— Material shown —

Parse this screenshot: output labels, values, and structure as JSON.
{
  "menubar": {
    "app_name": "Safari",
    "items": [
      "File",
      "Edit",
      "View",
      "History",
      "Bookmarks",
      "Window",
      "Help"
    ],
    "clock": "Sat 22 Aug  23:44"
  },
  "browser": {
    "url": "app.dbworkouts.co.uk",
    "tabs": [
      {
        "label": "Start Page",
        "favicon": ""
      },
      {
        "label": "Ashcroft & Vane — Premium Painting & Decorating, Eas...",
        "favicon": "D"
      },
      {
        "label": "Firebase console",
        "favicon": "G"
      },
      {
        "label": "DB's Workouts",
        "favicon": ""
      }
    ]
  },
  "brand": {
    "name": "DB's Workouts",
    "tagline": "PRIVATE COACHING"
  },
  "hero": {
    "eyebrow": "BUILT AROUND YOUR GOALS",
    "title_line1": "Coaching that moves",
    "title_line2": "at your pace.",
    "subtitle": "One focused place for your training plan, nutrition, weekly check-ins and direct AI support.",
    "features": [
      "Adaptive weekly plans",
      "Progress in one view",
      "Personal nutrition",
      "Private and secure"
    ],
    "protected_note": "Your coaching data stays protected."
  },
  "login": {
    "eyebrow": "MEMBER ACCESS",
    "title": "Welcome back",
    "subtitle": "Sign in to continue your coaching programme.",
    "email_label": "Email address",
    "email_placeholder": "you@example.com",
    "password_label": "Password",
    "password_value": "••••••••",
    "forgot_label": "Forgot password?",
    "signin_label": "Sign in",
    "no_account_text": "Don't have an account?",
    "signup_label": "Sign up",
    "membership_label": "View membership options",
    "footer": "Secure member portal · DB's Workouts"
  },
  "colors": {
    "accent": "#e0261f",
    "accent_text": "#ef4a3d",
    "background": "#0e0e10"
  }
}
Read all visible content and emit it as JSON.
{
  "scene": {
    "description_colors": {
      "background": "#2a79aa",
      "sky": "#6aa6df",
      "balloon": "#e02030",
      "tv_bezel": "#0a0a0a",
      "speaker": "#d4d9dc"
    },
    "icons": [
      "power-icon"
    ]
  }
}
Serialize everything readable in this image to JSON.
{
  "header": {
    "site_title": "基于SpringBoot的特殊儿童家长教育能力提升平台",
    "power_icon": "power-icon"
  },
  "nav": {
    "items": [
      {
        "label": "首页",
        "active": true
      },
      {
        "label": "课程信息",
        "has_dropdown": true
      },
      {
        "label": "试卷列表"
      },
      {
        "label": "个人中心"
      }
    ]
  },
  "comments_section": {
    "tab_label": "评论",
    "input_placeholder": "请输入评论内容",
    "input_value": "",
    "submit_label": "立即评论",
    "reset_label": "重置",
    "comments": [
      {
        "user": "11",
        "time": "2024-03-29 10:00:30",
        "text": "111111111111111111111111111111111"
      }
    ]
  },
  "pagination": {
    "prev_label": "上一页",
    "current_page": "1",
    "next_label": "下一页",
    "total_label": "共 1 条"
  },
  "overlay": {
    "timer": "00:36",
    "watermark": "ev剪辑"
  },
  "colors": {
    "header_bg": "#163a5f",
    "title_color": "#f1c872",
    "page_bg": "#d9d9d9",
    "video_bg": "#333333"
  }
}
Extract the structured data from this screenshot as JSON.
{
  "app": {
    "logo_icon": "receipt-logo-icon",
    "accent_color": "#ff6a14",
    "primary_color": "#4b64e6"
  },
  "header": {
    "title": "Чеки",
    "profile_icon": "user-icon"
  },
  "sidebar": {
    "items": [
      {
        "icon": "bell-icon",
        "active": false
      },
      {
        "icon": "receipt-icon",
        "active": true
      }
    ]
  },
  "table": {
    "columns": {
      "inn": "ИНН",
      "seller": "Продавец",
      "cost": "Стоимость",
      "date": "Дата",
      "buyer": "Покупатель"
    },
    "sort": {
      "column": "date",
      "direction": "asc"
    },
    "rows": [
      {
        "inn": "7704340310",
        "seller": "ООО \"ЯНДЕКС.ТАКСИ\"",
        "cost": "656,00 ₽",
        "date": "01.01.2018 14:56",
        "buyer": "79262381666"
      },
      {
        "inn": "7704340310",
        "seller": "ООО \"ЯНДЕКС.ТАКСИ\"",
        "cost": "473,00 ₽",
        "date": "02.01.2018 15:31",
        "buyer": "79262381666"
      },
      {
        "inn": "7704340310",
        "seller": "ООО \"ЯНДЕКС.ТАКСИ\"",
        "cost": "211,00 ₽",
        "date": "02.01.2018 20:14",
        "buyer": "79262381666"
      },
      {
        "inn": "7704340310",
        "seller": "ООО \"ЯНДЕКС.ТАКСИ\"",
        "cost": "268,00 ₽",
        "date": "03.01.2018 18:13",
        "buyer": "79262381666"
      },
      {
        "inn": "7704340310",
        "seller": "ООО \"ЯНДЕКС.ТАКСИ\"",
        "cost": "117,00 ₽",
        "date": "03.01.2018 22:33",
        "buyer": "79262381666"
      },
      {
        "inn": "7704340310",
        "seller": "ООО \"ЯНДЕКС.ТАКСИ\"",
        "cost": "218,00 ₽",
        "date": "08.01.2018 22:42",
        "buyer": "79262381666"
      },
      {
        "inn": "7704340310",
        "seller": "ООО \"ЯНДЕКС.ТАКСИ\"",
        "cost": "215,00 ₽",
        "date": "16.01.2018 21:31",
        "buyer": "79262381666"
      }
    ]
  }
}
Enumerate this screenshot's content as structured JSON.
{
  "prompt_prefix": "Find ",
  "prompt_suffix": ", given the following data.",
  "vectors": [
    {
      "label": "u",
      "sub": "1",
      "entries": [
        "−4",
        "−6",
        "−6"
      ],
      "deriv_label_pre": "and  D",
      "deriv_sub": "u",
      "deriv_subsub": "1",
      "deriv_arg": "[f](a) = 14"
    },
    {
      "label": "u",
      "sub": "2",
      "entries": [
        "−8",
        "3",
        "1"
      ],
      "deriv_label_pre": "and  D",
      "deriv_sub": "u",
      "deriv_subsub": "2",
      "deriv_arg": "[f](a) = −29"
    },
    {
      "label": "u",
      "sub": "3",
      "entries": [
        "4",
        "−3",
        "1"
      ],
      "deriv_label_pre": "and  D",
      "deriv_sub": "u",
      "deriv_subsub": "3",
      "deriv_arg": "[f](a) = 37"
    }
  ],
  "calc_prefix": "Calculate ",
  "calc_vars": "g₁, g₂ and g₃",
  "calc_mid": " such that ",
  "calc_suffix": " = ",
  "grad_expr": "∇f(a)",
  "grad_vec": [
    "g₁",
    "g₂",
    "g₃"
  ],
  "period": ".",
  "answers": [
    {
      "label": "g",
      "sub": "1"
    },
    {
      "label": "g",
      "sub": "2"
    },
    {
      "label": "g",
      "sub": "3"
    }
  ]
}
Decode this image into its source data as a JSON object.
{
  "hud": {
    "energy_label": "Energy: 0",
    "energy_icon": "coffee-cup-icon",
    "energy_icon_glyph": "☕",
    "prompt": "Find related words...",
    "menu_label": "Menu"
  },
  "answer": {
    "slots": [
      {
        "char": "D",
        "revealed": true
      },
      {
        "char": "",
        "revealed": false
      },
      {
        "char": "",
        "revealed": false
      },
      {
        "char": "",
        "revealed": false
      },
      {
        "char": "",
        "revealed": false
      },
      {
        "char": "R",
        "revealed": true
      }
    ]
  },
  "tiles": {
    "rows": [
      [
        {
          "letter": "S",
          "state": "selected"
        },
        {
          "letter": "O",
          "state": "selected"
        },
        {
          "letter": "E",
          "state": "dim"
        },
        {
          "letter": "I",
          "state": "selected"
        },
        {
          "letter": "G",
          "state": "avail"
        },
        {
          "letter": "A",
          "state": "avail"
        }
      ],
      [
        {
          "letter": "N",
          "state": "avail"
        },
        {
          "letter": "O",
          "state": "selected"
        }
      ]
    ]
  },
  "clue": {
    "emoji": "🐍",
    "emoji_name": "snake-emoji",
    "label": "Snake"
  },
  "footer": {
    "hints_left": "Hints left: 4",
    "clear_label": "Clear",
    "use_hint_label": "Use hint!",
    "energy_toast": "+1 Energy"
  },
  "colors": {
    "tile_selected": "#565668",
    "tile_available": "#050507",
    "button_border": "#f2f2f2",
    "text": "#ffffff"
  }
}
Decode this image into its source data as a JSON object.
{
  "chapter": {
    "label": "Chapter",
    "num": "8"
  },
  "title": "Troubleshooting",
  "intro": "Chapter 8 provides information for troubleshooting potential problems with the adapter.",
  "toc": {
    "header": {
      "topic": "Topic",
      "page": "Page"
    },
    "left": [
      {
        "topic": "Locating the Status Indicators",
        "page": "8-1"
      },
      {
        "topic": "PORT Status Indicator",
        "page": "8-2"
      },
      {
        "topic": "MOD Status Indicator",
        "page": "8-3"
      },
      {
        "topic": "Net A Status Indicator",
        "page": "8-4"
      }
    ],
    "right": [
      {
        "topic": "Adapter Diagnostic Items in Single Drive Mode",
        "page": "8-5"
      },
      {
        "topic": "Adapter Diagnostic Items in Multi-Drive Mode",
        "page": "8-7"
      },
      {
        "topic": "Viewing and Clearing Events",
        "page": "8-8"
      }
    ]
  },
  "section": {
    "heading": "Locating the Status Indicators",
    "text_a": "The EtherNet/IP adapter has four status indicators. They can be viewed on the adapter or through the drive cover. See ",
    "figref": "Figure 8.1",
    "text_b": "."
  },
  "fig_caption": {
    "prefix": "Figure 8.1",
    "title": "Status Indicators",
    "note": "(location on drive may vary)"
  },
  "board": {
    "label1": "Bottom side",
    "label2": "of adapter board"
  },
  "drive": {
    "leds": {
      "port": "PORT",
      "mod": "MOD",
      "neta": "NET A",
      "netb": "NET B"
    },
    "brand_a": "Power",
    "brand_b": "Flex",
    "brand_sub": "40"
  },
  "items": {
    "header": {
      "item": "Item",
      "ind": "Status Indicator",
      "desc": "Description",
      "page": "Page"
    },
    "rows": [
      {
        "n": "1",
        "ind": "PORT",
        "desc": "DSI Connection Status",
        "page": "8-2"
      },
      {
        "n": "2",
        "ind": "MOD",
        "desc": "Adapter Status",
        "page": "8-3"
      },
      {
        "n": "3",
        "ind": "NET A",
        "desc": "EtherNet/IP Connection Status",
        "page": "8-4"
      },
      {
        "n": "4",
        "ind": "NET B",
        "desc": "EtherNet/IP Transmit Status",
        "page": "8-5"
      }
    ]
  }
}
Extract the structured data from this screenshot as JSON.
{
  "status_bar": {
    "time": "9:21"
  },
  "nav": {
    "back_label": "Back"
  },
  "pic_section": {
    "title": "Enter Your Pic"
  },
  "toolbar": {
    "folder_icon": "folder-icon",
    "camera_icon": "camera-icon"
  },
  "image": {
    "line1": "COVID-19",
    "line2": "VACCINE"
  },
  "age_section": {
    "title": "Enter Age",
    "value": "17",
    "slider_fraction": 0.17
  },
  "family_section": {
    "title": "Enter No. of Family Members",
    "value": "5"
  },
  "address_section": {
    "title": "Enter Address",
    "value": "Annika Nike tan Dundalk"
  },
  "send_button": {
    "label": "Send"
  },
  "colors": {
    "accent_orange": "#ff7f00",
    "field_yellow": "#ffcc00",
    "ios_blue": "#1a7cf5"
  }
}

— Stated task —
Show the lines of the records that include the string "footer".

— Task solution —
    "footer": "Secure member portal · DB's Workouts"
  "footer": {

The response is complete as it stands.